start SOURCE DATA

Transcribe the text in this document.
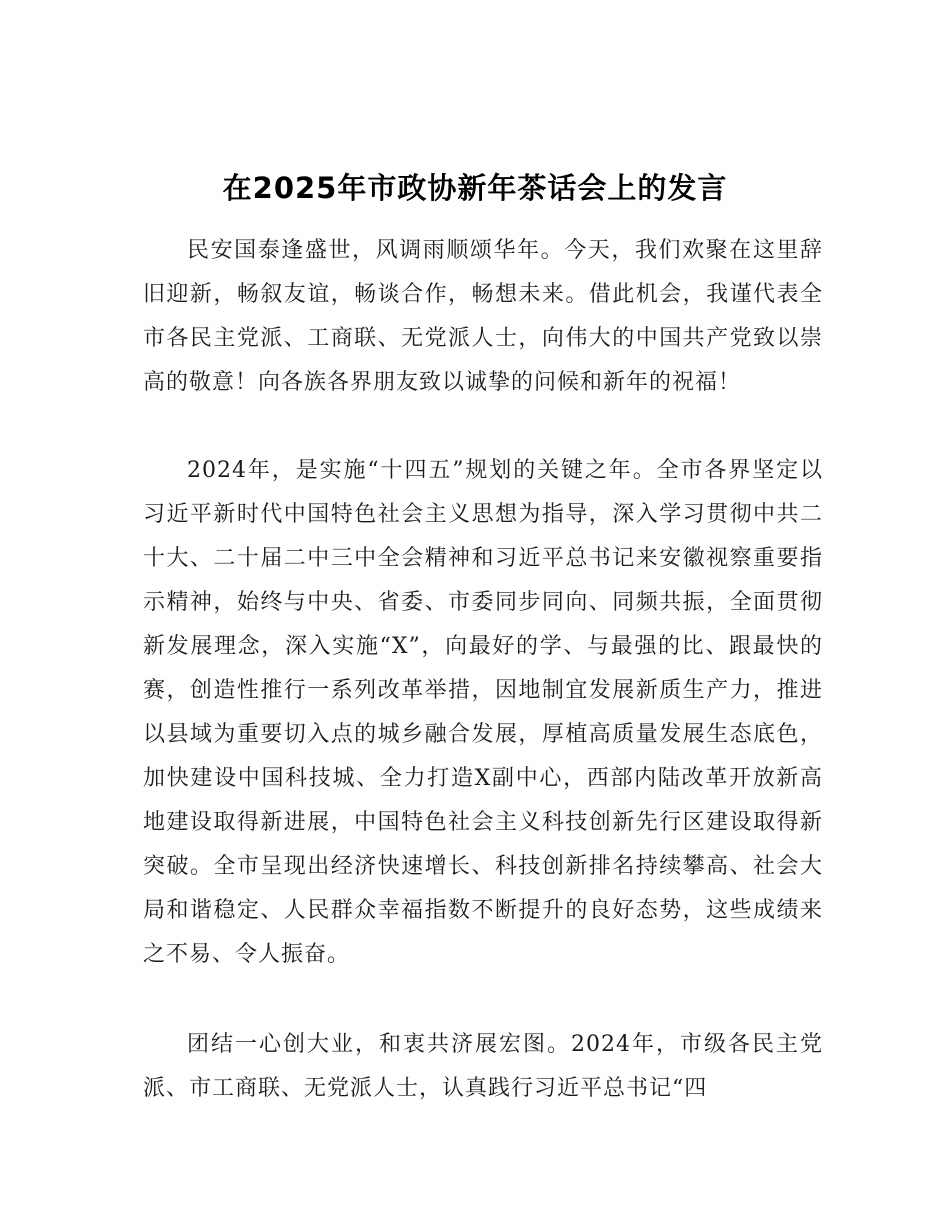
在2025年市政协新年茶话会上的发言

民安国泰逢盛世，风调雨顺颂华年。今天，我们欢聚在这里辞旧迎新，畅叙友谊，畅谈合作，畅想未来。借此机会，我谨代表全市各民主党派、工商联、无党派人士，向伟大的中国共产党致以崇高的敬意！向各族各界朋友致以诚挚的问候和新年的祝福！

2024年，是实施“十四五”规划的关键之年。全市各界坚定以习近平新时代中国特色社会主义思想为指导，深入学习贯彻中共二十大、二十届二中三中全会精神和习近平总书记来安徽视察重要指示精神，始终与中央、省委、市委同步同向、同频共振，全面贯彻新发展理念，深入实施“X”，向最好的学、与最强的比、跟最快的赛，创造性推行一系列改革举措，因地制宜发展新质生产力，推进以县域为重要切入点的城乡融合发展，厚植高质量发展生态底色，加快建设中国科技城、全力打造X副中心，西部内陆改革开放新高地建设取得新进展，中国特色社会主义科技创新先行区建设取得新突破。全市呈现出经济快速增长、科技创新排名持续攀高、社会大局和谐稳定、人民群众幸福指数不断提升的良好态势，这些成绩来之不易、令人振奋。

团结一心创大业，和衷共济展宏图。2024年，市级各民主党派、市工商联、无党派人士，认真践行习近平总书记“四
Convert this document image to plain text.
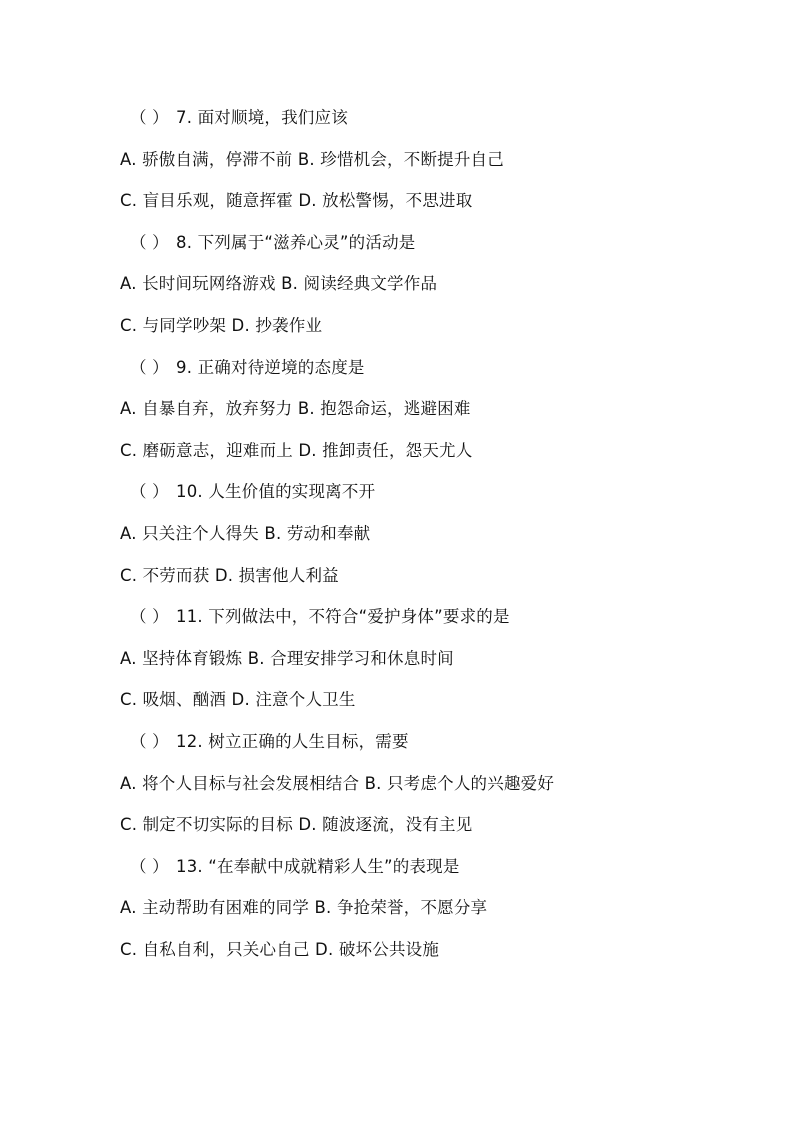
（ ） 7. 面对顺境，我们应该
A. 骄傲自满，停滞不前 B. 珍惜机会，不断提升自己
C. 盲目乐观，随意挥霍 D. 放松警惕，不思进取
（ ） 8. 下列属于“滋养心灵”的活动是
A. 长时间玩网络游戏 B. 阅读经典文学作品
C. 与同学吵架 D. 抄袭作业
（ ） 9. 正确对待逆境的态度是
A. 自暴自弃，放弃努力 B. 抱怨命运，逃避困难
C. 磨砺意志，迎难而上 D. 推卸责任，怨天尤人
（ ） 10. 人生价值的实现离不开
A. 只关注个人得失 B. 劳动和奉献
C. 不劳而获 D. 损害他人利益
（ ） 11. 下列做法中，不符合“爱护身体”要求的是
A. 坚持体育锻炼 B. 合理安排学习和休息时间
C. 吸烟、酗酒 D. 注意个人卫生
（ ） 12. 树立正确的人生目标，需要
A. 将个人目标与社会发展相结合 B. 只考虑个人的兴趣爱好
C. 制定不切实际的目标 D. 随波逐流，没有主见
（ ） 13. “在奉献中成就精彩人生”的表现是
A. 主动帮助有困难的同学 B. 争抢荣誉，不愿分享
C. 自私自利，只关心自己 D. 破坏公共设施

end SOURCE DATA
start SOURCE DATA

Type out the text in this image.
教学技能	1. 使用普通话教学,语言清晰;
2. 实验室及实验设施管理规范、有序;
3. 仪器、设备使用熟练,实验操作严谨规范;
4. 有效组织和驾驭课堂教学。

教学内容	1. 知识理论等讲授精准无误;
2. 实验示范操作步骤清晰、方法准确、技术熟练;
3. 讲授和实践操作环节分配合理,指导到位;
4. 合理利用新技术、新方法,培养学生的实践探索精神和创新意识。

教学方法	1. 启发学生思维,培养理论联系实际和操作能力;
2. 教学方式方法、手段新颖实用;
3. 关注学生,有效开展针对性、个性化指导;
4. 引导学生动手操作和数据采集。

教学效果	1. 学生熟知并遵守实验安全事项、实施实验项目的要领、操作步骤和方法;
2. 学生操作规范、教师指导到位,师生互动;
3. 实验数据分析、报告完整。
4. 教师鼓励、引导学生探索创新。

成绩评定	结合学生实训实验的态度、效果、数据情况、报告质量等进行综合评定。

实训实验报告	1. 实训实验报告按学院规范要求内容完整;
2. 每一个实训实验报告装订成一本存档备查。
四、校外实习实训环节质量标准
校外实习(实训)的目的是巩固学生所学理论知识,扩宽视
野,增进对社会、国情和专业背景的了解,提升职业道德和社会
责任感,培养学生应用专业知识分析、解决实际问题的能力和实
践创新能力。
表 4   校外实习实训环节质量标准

end SOURCE DATA

§ EXERCISE OBJECTIVE
Of the lines above, how many include the word "image"? Reply with the number alone.

§ TASK RESULT
2